## Exercise requirements
(1) In the revision surgery abstract, how many patients with pseudoarthrosis made up group 1?
(2) Copy the revision surgery abstract word for word between "Peoples' Friendship University" and "adjacent segment disease.", inclusive.

Abakirov M.Dzh., Nurmukhametov R.M., Mamyrbaev S.T., Al-Bavarid O.

 

Abakirov M.Dzh., Nurmukhametov R.M., Mamyrbaev S.T., Al-Bavarid O.

Peoples' Friendship University of Russia,

Central Clinical Hospital of the Russian Academy of Sciences,

City Clinical Hospital No. 17 of Moscow City Health Department, Moscow, Russia

 

Objective − to conduct a comparative analysis of results of revision surgery in pseudoarthrosis and adjacent segment disease after decompressive stabilizing interventions.

Materials and methods. There were 44 patients with pseudoarthrosis and adjacent segment disease who received revision surgery in 2017-2020. The patients were distributed into two groups depending on pathology. The group 1 included 20 patients with pseudoarthrosis at the age of 36-68 (M ± SD = 55.6 : 9.9). The group 2 included 24 patients at the age of 38-79 (M ± SD = 58.9 : 12.1), with adjacent segment disease.

Results. The mean VAS and ODI was 7.3 and 55.4 in the group 1 before and after revision surgery, correspondingly, and it improved to 1.4 and 11.8 at the moment of final follow-up (p = 0.001). The mean VAS and ODI was 6.7 and 48.4 in the group 2 before and after revision surgery, correspondingly, and it improved to 17.2 and 2.7 at the moment of final follow-up (p = 0.001). Therefore, the mean VAS and ODI improved in both groups. There were statistically significant differences in VAS between two groups (p < 0.001), but ODI points were much more worse in the group 2.

## Records
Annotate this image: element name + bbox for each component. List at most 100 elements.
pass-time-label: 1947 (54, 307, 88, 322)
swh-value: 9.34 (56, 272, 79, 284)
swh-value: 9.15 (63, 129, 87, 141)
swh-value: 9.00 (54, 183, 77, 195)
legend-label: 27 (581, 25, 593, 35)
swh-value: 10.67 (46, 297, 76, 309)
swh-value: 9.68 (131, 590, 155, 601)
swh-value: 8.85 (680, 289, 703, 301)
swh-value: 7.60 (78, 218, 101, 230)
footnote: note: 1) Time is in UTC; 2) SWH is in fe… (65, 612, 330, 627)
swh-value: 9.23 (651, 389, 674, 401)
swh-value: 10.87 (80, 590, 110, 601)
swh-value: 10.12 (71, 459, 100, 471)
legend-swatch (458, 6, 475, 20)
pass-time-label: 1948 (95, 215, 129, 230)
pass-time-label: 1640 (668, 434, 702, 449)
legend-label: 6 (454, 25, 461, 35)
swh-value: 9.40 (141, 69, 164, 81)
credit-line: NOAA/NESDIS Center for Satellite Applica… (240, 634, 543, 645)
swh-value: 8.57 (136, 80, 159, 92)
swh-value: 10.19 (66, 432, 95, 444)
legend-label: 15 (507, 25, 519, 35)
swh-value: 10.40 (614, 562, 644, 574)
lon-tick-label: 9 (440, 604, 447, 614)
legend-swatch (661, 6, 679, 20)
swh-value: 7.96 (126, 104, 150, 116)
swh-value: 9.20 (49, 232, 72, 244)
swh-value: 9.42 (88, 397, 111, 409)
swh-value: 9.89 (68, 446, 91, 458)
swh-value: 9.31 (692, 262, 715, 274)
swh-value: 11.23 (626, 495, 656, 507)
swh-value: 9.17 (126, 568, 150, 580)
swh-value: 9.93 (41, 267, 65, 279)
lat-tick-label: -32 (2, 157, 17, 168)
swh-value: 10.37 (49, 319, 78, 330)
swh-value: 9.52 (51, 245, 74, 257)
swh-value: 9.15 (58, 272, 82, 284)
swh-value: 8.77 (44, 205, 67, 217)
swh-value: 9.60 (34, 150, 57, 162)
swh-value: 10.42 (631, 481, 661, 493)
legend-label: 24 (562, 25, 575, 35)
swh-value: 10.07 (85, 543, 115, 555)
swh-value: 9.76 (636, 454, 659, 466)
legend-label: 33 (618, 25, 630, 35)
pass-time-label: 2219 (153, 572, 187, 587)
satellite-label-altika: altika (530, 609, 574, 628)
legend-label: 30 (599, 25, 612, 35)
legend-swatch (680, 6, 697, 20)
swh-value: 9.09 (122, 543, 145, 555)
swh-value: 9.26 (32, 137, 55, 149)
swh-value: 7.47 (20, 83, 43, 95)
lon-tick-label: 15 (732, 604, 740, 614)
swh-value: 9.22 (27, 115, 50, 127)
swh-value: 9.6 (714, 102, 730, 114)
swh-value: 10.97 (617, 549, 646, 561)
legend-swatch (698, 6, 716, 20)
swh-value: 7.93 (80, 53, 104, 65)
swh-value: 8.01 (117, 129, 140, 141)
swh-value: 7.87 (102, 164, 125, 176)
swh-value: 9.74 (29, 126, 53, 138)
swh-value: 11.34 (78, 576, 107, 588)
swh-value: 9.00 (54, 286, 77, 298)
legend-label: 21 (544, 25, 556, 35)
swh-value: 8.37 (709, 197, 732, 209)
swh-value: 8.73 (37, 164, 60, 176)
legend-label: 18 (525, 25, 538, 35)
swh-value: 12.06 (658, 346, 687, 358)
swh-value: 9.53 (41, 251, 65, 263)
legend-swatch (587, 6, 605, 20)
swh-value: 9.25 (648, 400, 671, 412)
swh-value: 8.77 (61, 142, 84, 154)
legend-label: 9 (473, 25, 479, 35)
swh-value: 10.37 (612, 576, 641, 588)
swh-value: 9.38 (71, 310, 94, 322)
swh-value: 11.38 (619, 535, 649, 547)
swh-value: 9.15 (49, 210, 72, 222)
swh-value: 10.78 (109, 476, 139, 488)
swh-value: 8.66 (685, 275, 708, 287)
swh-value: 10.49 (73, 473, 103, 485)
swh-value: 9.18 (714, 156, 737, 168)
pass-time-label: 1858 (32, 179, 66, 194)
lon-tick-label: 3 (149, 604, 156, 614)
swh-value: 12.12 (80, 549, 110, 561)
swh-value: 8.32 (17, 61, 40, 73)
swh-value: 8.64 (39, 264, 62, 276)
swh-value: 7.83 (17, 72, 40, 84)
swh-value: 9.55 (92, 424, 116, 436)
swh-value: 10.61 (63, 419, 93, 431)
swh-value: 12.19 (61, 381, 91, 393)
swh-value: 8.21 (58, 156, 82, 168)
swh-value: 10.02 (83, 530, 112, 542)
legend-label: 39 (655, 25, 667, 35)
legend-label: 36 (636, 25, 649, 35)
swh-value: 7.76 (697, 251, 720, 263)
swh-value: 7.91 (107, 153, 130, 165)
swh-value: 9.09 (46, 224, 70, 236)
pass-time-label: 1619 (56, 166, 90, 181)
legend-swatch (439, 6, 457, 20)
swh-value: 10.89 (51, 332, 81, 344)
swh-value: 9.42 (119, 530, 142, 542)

## Answers to each task
(1) 20 patients

(2)
Peoples' Friendship University of Russia,

Central Clinical Hospital of the Russian Academy of Sciences,

City Clinical Hospital No. 17 of Moscow City Health Department, Moscow, Russia

 

Objective − to conduct a comparative analysis of results of revision surgery in pseudoarthrosis and adjacent segment disease after decompressive stabilizing interventions.

Materials and methods. There were 44 patients with pseudoarthrosis and adjacent segment disease who received revision surgery in 2017-2020. The patients were distributed into two groups depending on pathology. The group 1 included 20 patients with pseudoarthrosis at the age of 36-68 (M ± SD = 55.6 : 9.9). The group 2 included 24 patients at the age of 38-79 (M ± SD = 58.9 : 12.1), with adjacent segment disease.